■ **Input rows**:
════

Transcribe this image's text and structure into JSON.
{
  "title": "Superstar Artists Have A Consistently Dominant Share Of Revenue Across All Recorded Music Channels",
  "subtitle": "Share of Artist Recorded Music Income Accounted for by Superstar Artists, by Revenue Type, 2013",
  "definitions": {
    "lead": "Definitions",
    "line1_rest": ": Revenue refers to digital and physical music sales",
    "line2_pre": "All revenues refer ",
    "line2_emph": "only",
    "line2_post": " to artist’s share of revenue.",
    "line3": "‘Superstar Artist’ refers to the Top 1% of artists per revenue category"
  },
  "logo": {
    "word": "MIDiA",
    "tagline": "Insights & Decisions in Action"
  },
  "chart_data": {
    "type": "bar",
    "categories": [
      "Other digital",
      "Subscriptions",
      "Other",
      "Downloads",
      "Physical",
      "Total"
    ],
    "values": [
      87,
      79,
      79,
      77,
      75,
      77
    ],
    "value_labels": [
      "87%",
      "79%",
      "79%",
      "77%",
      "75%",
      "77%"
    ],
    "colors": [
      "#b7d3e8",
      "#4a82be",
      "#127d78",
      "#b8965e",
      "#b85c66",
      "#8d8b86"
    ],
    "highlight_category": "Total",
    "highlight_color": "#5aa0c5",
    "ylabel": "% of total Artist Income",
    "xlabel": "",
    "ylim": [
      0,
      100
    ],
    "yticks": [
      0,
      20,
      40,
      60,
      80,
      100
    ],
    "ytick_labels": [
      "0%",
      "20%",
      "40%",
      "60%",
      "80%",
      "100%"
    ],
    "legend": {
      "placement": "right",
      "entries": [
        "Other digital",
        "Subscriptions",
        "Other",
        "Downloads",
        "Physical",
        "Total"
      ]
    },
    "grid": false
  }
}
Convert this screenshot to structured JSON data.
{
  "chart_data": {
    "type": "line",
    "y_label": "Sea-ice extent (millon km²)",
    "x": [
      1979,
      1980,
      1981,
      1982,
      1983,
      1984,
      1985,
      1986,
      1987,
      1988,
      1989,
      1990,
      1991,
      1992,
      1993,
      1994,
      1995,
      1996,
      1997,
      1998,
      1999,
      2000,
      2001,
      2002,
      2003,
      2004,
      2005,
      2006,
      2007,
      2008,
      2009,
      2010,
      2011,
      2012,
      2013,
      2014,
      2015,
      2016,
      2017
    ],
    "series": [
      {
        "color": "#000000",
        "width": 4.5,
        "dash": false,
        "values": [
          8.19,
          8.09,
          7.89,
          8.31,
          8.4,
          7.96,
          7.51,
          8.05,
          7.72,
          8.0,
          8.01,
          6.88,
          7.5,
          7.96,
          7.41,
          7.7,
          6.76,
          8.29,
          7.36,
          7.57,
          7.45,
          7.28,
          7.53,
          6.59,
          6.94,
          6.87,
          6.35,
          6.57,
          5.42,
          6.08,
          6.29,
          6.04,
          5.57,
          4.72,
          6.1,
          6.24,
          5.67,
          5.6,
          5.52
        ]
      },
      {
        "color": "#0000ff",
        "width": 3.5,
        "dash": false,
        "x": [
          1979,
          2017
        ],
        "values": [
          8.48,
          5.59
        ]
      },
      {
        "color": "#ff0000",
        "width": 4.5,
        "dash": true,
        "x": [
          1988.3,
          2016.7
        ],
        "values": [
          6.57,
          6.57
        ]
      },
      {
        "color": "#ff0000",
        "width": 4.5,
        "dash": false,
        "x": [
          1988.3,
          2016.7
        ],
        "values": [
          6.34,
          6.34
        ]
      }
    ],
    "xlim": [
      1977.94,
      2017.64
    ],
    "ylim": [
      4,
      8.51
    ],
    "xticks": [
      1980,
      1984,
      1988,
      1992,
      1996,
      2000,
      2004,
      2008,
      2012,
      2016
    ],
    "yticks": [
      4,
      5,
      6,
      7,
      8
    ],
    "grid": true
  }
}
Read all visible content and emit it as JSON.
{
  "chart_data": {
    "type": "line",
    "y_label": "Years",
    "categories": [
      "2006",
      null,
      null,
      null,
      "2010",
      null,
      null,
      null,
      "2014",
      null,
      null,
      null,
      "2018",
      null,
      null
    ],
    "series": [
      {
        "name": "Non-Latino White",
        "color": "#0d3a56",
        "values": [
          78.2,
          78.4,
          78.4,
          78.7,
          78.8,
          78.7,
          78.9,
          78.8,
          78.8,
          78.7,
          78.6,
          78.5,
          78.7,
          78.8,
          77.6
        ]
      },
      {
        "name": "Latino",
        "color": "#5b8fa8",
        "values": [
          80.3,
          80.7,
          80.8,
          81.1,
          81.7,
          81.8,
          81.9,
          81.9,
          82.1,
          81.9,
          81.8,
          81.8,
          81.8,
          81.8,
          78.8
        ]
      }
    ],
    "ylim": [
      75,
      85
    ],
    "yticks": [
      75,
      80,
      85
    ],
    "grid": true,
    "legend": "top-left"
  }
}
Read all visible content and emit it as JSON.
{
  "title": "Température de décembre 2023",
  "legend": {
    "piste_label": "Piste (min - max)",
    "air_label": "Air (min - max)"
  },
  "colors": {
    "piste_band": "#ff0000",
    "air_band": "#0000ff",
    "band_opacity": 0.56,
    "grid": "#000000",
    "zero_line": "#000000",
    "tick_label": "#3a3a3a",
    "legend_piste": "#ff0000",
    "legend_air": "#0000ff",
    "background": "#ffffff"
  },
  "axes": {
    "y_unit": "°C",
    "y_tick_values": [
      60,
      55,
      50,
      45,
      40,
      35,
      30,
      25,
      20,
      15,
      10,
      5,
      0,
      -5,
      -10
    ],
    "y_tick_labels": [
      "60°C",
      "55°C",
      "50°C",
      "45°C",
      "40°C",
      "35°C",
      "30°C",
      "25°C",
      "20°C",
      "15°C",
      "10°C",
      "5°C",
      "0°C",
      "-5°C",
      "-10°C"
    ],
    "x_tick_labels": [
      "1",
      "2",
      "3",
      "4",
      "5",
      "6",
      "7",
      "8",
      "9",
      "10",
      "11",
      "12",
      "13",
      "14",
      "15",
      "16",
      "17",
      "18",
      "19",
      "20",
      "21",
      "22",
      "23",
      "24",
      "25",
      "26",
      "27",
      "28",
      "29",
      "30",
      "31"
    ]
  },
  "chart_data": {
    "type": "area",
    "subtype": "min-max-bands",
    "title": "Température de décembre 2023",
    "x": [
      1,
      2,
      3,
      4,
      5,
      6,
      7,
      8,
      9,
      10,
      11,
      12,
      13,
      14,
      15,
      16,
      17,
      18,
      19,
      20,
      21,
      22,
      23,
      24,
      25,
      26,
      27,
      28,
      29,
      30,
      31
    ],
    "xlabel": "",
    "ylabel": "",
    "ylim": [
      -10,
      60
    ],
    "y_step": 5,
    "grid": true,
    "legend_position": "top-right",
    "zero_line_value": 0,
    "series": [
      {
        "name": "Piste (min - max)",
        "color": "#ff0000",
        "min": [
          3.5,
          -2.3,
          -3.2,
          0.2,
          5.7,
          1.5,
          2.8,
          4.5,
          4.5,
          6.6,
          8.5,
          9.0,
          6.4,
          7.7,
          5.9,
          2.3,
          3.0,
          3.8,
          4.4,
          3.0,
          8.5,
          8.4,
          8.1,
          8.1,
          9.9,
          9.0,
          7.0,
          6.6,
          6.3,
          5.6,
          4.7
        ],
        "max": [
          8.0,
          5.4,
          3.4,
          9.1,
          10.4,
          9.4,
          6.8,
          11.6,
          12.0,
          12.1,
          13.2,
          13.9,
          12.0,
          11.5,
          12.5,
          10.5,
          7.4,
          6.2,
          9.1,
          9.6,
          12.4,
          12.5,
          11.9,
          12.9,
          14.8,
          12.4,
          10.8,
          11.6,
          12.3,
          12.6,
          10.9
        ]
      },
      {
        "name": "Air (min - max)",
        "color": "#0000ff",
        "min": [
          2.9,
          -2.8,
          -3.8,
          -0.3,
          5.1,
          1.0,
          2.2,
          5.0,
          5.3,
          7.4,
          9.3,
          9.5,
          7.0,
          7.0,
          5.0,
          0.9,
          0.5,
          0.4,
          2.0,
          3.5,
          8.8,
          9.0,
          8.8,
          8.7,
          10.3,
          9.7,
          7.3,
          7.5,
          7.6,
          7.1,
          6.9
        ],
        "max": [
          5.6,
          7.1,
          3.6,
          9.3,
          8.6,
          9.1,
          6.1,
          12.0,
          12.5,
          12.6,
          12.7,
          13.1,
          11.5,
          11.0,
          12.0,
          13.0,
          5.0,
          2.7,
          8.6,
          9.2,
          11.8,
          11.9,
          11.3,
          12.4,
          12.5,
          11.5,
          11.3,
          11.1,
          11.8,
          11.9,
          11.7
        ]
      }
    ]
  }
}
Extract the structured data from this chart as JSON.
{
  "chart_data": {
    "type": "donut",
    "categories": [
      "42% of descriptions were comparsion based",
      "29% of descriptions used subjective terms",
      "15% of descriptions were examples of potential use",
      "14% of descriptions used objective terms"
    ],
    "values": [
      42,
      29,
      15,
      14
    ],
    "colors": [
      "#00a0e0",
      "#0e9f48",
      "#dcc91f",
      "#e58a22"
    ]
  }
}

════

■ **Direction**: Reproduce exactly the line that holds "Extract the structured", then every line after it, ending with the final line of the records above.

■ **Solved problem**:
Extract the structured data from this chart as JSON.
{
  "chart_data": {
    "type": "donut",
    "categories": [
      "42% of descriptions were comparsion based",
      "29% of descriptions used subjective terms",
      "15% of descriptions were examples of potential use",
      "14% of descriptions used objective terms"
    ],
    "values": [
      42,
      29,
      15,
      14
    ],
    "colors": [
      "#00a0e0",
      "#0e9f48",
      "#dcc91f",
      "#e58a22"
    ]
  }
}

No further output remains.